## begin Records for this exercise

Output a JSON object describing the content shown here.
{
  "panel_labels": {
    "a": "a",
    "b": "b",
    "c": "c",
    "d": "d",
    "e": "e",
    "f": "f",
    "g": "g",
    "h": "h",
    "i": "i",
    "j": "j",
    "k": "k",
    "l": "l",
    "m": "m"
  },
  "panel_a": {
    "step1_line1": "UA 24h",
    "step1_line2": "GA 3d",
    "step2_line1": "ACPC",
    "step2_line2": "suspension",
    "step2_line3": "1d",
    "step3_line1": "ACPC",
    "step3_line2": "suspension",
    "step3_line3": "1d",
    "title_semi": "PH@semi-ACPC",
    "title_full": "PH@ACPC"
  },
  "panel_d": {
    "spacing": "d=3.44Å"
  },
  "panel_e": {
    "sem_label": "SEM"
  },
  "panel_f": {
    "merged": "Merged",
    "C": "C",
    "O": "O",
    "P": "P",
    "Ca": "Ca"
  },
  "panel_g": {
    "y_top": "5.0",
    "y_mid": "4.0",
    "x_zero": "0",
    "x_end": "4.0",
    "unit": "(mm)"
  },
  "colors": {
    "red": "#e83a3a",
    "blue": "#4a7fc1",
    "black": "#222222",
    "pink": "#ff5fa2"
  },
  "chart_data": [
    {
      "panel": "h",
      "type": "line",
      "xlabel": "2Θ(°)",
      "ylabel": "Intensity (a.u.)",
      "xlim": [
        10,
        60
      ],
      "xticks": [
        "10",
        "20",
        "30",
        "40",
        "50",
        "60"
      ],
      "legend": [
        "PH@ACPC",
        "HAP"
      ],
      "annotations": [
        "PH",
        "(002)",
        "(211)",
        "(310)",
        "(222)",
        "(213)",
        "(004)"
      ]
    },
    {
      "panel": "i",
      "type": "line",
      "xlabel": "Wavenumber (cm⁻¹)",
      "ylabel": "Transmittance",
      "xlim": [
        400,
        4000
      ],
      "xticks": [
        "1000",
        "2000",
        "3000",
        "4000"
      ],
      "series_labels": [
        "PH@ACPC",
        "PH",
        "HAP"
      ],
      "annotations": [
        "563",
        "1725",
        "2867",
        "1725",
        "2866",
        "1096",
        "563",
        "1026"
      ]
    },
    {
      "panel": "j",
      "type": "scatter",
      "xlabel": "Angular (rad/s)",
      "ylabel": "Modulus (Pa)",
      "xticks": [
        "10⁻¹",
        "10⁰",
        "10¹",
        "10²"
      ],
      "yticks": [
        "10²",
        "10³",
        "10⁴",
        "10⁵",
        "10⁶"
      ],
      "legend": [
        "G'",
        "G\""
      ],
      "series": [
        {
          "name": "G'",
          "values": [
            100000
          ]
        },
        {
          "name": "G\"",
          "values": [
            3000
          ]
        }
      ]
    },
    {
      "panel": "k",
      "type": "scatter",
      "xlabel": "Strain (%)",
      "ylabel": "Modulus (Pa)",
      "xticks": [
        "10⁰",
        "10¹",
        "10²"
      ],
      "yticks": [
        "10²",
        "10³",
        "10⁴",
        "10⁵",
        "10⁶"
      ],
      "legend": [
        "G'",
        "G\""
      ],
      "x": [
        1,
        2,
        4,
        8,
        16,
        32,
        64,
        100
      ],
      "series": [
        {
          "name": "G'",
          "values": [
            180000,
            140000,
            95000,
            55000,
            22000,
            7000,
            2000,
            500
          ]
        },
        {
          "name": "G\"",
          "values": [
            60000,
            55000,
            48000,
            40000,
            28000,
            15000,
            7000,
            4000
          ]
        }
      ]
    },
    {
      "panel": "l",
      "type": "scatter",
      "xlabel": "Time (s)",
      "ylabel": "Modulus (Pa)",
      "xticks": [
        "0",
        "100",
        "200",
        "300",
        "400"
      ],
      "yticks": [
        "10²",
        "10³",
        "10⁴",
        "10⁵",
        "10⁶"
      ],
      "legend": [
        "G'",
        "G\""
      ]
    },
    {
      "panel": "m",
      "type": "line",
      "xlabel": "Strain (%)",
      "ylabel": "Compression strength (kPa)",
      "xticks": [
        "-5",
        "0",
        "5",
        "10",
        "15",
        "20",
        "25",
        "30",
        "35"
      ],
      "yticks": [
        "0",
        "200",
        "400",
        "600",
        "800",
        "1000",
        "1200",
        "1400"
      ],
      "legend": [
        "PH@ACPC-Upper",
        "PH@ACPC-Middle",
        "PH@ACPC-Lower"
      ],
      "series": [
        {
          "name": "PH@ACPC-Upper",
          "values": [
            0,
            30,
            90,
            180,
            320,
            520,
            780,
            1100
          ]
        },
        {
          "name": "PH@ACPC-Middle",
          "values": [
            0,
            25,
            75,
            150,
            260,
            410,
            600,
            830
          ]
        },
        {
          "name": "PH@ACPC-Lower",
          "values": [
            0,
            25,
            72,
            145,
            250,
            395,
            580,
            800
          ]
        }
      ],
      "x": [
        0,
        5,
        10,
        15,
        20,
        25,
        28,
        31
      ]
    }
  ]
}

## end Records for this exercise

Goal → Go through the listing above and pull out each line containing the word "xlabel".

Response to this task →
      "xlabel": "2Θ(°)",
      "xlabel": "Wavenumber (cm⁻¹)",
      "xlabel": "Angular (rad/s)",
      "xlabel": "Strain (%)",
      "xlabel": "Time (s)",
      "xlabel": "Strain (%)",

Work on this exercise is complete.